* [THE EXERCISE]
Leave out every picture, then transcribe the rest of the listing exactly.

[Stored records]
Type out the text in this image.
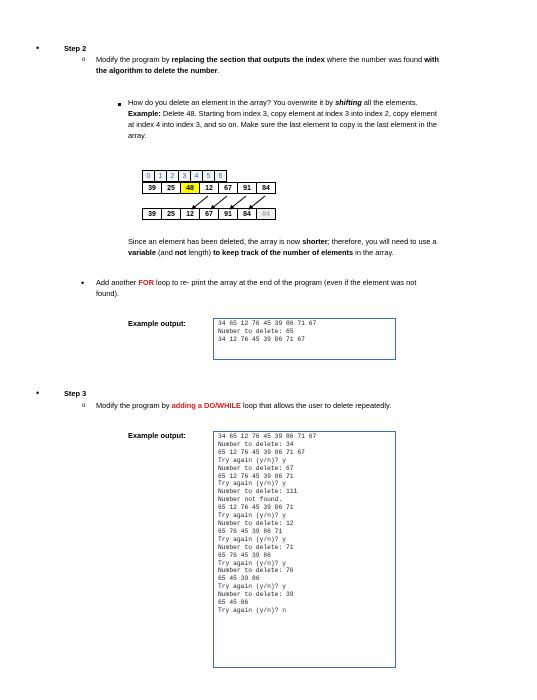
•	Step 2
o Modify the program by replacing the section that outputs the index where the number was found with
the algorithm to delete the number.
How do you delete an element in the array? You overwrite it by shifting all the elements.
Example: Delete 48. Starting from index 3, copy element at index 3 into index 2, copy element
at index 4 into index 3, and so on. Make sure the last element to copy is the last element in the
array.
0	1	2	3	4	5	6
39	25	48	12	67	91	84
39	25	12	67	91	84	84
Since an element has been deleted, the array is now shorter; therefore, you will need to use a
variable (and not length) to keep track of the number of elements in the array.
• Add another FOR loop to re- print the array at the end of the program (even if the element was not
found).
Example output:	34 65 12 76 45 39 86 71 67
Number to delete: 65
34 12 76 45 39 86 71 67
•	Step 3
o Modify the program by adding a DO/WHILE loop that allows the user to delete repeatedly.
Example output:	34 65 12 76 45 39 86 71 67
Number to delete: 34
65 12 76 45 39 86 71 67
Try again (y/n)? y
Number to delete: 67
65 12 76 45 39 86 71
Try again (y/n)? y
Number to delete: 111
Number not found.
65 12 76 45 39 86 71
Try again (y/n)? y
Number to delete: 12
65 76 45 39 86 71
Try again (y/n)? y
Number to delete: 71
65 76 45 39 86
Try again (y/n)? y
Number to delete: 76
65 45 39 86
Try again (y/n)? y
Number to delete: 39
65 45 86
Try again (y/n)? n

* [OUTPUT OF THE TASK]
Type out the text in this image.
•	Step 2
o Modify the program by replacing the section that outputs the index where the number was found with
the algorithm to delete the number.
How do you delete an element in the array? You overwrite it by shifting all the elements.
Example: Delete 48. Starting from index 3, copy element at index 3 into index 2, copy element
at index 4 into index 3, and so on. Make sure the last element to copy is the last element in the
array.
0	1	2	3	4	5	6
39	25	48	12	67	91	84
39	25	12	67	91	84	84
Since an element has been deleted, the array is now shorter; therefore, you will need to use a
variable (and not length) to keep track of the number of elements in the array.
• Add another FOR loop to re- print the array at the end of the program (even if the element was not
found).
Example output:	34 65 12 76 45 39 86 71 67
Number to delete: 65
34 12 76 45 39 86 71 67
•	Step 3
o Modify the program by adding a DO/WHILE loop that allows the user to delete repeatedly.
Example output:	34 65 12 76 45 39 86 71 67
Number to delete: 34
65 12 76 45 39 86 71 67
Try again (y/n)? y
Number to delete: 67
65 12 76 45 39 86 71
Try again (y/n)? y
Number to delete: 111
Number not found.
65 12 76 45 39 86 71
Try again (y/n)? y
Number to delete: 12
65 76 45 39 86 71
Try again (y/n)? y
Number to delete: 71
65 76 45 39 86
Try again (y/n)? y
Number to delete: 76
65 45 39 86
Try again (y/n)? y
Number to delete: 39
65 45 86
Try again (y/n)? n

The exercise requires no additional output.